## TRECHO DO DOCUMENTO
- - - - - - -

Devaneios no busão

Outro dia estava eu entre dezenas de rostos desconhecidos na já habitual “viagem” de volta para casa. Desta vez, sentado. Embora os intensos raios de sol diminuíssem o alívio de não estar em pé mais uma vez. Condição que neste dia, apesar da sensação de calor, não passou de um mero detalhe. Afinal, um outro contexto, protagonizado a meu lado, me chamou muito mais a atenção.

Isso porque, à minha direita, um nobre passageiro desconhecido sentiu na pele o peso da decisão que tomou ao escolher a camisa que usaria naquele dia. Não sei a razão e não tive curiosidade suficiente para perguntar. Mas, por algum motivo, o homem optou por vestir a amarelinha da seleção brasileira. Uma situação bastante comum em terras tupiniquins e assim mais uma vez o seria, não fosse um outro homem e sua reação ao ver o “amigo” uniformizado.

Para começar, um pedido para segurar seus pertences. Até aí nada demais, afinal o tal “amigo” estava sentado, enquanto o homem que acabara de chegar continuaria em pé por um bom tempo. No entanto, logo após entregar a sacola que trazia, as palavras começaram a sair.

– Já está preparado para a Copa, hein?!

E assim, com um “leve” tapinha no peito do “amigo”, o gelo foi quebrado, pelo menos para o senhor ainda em pé, a se equilibrar enquanto o motorista do ônibus mostrava toda a sua “perícia” a guiar o veículo. E ali, entre uma boca e um ouvido, um verdadeiro monólogo começava.

Mas, faça-se a justiça, o “amigo” uniformizado tentou até ser simpático e com umas duas ou três frases correspondeu a ânsia por diálogo apresentada pelo colega de “viagem”, que, neste momento, aliás, já tecia vigorosamente suas críticas à atuação da seleção canarinho na Copa do Mundo de 1998. Assunto este, a propósito, que o fez lembrar de Romário, que, por sua vez, o fez lembrar de Pelé.  E neste ritmo, apropriado para poucos ouvidos, diga-se de passagem, uma sucessão de temas ganhavam vida e já geravam um certo burburinho no interior do velho busão.

No entanto, ao que pude perceber, a camisa era só um pretexto para o que viria na sequência. Afinal, enquanto alguns por ali ainda tentavam entender o que teria provocado as primeiras palavras daquele senhor de óculos escuros, ele já falava sobre casamento, amor, homem e mulher. Mas, detalhe, a essa hora, o rapaz, aparentemente evangélico, já com as mãos no rosto, procurava um lugar para se esconder. Mas o senhor continuava.

– O homem tem que faturar todo dia. Mas mulher na menopausa é uma desgraça.

- - - - - - -

## DADOS DISPONÍVEIS
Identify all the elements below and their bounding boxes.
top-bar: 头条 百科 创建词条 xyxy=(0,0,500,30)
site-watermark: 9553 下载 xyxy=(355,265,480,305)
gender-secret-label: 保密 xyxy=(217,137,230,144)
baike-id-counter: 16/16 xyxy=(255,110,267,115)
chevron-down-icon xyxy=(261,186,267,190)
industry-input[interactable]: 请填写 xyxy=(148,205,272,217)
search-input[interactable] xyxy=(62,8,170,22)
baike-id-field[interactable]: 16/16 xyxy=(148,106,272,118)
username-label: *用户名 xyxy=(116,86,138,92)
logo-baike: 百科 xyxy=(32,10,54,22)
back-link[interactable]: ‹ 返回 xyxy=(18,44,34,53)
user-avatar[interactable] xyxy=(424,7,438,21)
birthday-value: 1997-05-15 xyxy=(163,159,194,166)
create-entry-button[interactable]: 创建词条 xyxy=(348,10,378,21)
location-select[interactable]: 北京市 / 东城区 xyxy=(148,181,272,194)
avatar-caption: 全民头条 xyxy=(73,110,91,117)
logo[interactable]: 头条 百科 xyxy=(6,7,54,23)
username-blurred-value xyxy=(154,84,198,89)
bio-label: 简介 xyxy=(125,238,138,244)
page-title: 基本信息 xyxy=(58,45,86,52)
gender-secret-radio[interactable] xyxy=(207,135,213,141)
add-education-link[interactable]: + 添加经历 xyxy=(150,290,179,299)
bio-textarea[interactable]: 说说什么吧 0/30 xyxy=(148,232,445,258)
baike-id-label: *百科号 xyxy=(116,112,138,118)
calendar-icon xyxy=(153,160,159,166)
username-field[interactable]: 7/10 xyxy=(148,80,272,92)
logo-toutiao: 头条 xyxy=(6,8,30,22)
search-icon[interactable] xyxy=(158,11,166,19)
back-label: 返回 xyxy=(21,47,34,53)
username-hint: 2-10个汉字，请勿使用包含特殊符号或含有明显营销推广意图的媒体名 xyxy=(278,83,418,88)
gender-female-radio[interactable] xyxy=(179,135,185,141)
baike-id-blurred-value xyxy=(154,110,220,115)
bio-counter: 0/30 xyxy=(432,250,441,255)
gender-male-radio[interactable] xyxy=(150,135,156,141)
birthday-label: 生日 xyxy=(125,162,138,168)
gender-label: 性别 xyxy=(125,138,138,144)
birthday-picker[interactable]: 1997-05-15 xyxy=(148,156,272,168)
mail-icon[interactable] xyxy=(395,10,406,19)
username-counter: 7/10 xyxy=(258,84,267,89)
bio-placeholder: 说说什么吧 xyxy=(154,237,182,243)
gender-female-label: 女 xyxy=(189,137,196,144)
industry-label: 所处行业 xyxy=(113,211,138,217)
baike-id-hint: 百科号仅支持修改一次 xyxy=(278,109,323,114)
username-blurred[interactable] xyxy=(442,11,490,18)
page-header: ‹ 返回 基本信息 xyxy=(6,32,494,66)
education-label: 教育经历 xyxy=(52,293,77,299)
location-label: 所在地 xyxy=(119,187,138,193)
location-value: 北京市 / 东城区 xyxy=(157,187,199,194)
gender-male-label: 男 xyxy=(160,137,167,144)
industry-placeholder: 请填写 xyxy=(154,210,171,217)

- - - - - - -

## PARTES DO EXERCÍCIO
- A) Diga se cada afirmação abaixo está de acordo com o texto sobre a viagem de ônibus. Responda sim ou não e cite as palavras do texto que decidem a questão.
(i) Nessa viagem, quem narra estava sentado.
(ii) Quem narra perguntou ao passageiro por que ele vestia a camisa da seleção.
(iii) As críticas do homem em pé eram sobre a atuação da seleção na Copa do Mundo de 1998.
- B) Copie o trecho do texto sobre a viagem de ônibus que começa em "E assim, com" e segue até "verdadeiro monólogo começava.".
- C) Responda com base no texto sobre a viagem de ônibus:
(i) Que camisa o passageiro à direita estava vestindo?
(ii) O que o homem recém-chegado pediu primeiro ao "amigo"?
(iii) De quais jogadores esse homem se lembrou depois de falar da Copa de 1998?

## RESPOSTAS DAS TAREFAS
- A)
(i) Sim: "Desta vez, sentado."
(ii) Não: "Não sei a razão e não tive curiosidade suficiente para perguntar."
(iii) Sim: "já tecia vigorosamente suas críticas à atuação da seleção canarinho na Copa do Mundo de 1998"

- B)
E assim, com um “leve” tapinha no peito do “amigo”, o gelo foi quebrado, pelo menos para o senhor ainda em pé, a se equilibrar enquanto o motorista do ônibus mostrava toda a sua “perícia” a guiar o veículo. E ali, entre uma boca e um ouvido, um verdadeiro monólogo começava.

- C)
(i) A amarelinha da seleção brasileira.
(ii) Que ele segurasse seus pertences.
(iii) De Romário e de Pelé.